>> START DATA FOR THE TASK
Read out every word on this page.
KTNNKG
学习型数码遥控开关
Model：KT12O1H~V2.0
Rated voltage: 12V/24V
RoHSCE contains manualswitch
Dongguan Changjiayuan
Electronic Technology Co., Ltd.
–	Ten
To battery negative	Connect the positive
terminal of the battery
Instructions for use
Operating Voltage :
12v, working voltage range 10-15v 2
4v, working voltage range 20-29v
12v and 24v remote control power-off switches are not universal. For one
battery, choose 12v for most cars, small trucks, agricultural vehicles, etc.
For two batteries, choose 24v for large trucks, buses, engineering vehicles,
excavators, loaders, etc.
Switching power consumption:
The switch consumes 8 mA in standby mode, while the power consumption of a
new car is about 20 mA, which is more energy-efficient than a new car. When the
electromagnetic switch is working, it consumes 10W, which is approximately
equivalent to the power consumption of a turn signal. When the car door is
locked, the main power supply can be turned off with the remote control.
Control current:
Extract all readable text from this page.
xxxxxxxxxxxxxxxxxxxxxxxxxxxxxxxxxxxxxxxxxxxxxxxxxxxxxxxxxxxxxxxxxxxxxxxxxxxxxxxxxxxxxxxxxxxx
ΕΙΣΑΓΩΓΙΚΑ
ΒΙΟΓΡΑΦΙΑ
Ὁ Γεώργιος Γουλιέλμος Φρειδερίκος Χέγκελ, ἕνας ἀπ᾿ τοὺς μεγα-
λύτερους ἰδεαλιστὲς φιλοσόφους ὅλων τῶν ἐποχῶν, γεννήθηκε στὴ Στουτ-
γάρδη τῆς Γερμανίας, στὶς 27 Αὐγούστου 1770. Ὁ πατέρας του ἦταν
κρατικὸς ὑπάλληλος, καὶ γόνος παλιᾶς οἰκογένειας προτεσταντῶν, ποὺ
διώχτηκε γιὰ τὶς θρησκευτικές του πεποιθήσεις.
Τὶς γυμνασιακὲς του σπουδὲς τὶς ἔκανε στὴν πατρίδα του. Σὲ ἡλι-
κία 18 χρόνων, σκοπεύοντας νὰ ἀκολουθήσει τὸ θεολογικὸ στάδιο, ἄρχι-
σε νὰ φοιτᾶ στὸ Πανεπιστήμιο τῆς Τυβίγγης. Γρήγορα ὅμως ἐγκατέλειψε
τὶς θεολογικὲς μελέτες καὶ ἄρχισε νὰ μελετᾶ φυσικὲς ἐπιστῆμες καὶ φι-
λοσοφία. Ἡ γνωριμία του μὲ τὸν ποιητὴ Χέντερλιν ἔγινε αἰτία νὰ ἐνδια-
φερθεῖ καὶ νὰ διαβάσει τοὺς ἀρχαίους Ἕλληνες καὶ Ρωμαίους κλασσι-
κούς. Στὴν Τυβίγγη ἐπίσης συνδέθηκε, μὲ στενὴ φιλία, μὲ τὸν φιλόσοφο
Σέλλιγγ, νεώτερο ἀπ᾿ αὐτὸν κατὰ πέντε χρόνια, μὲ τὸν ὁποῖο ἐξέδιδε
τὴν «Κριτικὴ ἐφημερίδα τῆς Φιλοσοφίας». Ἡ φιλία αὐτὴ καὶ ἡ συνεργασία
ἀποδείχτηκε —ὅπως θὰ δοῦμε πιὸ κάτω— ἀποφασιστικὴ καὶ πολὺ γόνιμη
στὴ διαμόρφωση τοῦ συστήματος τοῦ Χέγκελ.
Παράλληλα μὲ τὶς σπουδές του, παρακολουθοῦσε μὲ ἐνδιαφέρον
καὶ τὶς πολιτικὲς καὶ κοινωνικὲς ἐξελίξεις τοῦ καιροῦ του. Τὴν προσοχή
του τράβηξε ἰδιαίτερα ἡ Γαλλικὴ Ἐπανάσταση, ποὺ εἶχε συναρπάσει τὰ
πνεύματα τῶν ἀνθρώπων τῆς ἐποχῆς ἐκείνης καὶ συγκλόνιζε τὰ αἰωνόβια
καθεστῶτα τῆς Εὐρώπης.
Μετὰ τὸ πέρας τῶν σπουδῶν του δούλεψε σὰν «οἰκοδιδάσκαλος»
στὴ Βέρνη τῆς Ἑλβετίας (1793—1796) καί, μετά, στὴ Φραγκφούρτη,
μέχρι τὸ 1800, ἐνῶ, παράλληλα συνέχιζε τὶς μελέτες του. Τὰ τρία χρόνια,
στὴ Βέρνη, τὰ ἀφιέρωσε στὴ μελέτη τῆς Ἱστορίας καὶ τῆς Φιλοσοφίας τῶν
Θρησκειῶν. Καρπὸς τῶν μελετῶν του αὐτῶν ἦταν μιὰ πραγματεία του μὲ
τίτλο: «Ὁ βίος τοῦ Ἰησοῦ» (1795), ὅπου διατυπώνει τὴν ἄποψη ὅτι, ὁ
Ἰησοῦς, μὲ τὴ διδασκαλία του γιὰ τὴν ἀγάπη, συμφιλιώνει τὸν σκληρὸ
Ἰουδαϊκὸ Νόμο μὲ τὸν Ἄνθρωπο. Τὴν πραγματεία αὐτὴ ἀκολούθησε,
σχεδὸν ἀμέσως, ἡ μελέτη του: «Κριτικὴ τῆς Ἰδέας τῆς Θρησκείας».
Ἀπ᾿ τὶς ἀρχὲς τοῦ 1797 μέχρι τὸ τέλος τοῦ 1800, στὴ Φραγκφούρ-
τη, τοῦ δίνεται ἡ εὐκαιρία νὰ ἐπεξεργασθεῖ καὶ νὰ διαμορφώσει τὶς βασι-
>> END DATA FOR THE TASK
## [DO THIS]
Each line of the listing above should be output exactly.

## [OUTPUT BELOW]
Read out every word on this page.
KTNNKG
学习型数码遥控开关
Model：KT12O1H~V2.0
Rated voltage: 12V/24V
RoHSCE contains manualswitch
Dongguan Changjiayuan
Electronic Technology Co., Ltd.
–	Ten
To battery negative	Connect the positive
terminal of the battery
Instructions for use
Operating Voltage :
12v, working voltage range 10-15v 2
4v, working voltage range 20-29v
12v and 24v remote control power-off switches are not universal. For one
battery, choose 12v for most cars, small trucks, agricultural vehicles, etc.
For two batteries, choose 24v for large trucks, buses, engineering vehicles,
excavators, loaders, etc.
Switching power consumption:
The switch consumes 8 mA in standby mode, while the power consumption of a
new car is about 20 mA, which is more energy-efficient than a new car. When the
electromagnetic switch is working, it consumes 10W, which is approximately
equivalent to the power consumption of a turn signal. When the car door is
locked, the main power supply can be turned off with the remote control.
Control current:
Extract all readable text from this page.
xxxxxxxxxxxxxxxxxxxxxxxxxxxxxxxxxxxxxxxxxxxxxxxxxxxxxxxxxxxxxxxxxxxxxxxxxxxxxxxxxxxxxxxxxxxx
ΕΙΣΑΓΩΓΙΚΑ
ΒΙΟΓΡΑΦΙΑ
Ὁ Γεώργιος Γουλιέλμος Φρειδερίκος Χέγκελ, ἕνας ἀπ᾿ τοὺς μεγα-
λύτερους ἰδεαλιστὲς φιλοσόφους ὅλων τῶν ἐποχῶν, γεννήθηκε στὴ Στουτ-
γάρδη τῆς Γερμανίας, στὶς 27 Αὐγούστου 1770. Ὁ πατέρας του ἦταν
κρατικὸς ὑπάλληλος, καὶ γόνος παλιᾶς οἰκογένειας προτεσταντῶν, ποὺ
διώχτηκε γιὰ τὶς θρησκευτικές του πεποιθήσεις.
Τὶς γυμνασιακὲς του σπουδὲς τὶς ἔκανε στὴν πατρίδα του. Σὲ ἡλι-
κία 18 χρόνων, σκοπεύοντας νὰ ἀκολουθήσει τὸ θεολογικὸ στάδιο, ἄρχι-
σε νὰ φοιτᾶ στὸ Πανεπιστήμιο τῆς Τυβίγγης. Γρήγορα ὅμως ἐγκατέλειψε
τὶς θεολογικὲς μελέτες καὶ ἄρχισε νὰ μελετᾶ φυσικὲς ἐπιστῆμες καὶ φι-
λοσοφία. Ἡ γνωριμία του μὲ τὸν ποιητὴ Χέντερλιν ἔγινε αἰτία νὰ ἐνδια-
φερθεῖ καὶ νὰ διαβάσει τοὺς ἀρχαίους Ἕλληνες καὶ Ρωμαίους κλασσι-
κούς. Στὴν Τυβίγγη ἐπίσης συνδέθηκε, μὲ στενὴ φιλία, μὲ τὸν φιλόσοφο
Σέλλιγγ, νεώτερο ἀπ᾿ αὐτὸν κατὰ πέντε χρόνια, μὲ τὸν ὁποῖο ἐξέδιδε
τὴν «Κριτικὴ ἐφημερίδα τῆς Φιλοσοφίας». Ἡ φιλία αὐτὴ καὶ ἡ συνεργασία
ἀποδείχτηκε —ὅπως θὰ δοῦμε πιὸ κάτω— ἀποφασιστικὴ καὶ πολὺ γόνιμη
στὴ διαμόρφωση τοῦ συστήματος τοῦ Χέγκελ.
Παράλληλα μὲ τὶς σπουδές του, παρακολουθοῦσε μὲ ἐνδιαφέρον
καὶ τὶς πολιτικὲς καὶ κοινωνικὲς ἐξελίξεις τοῦ καιροῦ του. Τὴν προσοχή
του τράβηξε ἰδιαίτερα ἡ Γαλλικὴ Ἐπανάσταση, ποὺ εἶχε συναρπάσει τὰ
πνεύματα τῶν ἀνθρώπων τῆς ἐποχῆς ἐκείνης καὶ συγκλόνιζε τὰ αἰωνόβια
καθεστῶτα τῆς Εὐρώπης.
Μετὰ τὸ πέρας τῶν σπουδῶν του δούλεψε σὰν «οἰκοδιδάσκαλος»
στὴ Βέρνη τῆς Ἑλβετίας (1793—1796) καί, μετά, στὴ Φραγκφούρτη,
μέχρι τὸ 1800, ἐνῶ, παράλληλα συνέχιζε τὶς μελέτες του. Τὰ τρία χρόνια,
στὴ Βέρνη, τὰ ἀφιέρωσε στὴ μελέτη τῆς Ἱστορίας καὶ τῆς Φιλοσοφίας τῶν
Θρησκειῶν. Καρπὸς τῶν μελετῶν του αὐτῶν ἦταν μιὰ πραγματεία του μὲ
τίτλο: «Ὁ βίος τοῦ Ἰησοῦ» (1795), ὅπου διατυπώνει τὴν ἄποψη ὅτι, ὁ
Ἰησοῦς, μὲ τὴ διδασκαλία του γιὰ τὴν ἀγάπη, συμφιλιώνει τὸν σκληρὸ
Ἰουδαϊκὸ Νόμο μὲ τὸν Ἄνθρωπο. Τὴν πραγματεία αὐτὴ ἀκολούθησε,
σχεδὸν ἀμέσως, ἡ μελέτη του: «Κριτικὴ τῆς Ἰδέας τῆς Θρησκείας».
Ἀπ᾿ τὶς ἀρχὲς τοῦ 1797 μέχρι τὸ τέλος τοῦ 1800, στὴ Φραγκφούρ-
τη, τοῦ δίνεται ἡ εὐκαιρία νὰ ἐπεξεργασθεῖ καὶ νὰ διαμορφώσει τὶς βασι-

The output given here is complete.